Locate the word "disease" in the entries below, then gather every line that holds it.

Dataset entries
— START —

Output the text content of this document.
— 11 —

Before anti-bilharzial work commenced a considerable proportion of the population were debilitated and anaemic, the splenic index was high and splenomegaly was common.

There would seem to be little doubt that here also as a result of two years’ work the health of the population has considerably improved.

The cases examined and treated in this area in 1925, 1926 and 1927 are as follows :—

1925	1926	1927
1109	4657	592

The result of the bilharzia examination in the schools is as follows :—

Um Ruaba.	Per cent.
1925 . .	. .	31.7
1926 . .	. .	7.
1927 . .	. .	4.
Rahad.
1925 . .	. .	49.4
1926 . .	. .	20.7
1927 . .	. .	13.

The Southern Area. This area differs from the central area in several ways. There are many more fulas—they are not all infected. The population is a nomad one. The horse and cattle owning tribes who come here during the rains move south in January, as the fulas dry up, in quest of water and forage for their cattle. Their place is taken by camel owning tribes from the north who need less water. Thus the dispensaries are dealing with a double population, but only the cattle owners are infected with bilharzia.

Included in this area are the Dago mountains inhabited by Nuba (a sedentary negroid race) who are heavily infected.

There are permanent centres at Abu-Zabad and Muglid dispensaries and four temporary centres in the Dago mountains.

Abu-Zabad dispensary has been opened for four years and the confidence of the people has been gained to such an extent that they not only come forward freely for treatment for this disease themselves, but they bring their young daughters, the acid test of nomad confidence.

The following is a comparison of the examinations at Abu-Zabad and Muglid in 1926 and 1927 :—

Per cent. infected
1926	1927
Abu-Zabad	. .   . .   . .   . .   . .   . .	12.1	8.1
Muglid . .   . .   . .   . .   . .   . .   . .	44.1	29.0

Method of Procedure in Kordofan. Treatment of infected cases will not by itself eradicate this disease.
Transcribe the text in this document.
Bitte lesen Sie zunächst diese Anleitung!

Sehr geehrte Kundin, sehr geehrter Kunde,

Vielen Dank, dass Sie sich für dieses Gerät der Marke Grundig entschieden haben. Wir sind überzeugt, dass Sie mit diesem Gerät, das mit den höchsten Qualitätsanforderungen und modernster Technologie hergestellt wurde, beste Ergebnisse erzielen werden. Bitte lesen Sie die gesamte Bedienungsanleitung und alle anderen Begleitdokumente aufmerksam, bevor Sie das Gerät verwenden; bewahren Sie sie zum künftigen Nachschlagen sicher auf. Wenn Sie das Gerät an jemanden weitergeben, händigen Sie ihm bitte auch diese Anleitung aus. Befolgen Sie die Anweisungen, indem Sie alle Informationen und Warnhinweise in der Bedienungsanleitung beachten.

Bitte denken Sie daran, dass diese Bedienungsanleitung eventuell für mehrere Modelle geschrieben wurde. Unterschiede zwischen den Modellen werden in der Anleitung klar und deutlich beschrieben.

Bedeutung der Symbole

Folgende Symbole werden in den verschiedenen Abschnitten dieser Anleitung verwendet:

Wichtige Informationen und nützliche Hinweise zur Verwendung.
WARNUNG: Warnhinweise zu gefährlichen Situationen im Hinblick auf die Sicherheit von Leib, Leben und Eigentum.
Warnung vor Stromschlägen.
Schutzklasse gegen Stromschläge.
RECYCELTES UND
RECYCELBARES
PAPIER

— END —

THE RESULT:
Abu-Zabad dispensary has been opened for four years and the confidence of the people has been gained to such an extent that they not only come forward freely for treatment for this disease themselves, but they bring their young daughters, the acid test of nomad confidence.
Method of Procedure in Kordofan. Treatment of infected cases will not by itself eradicate this disease.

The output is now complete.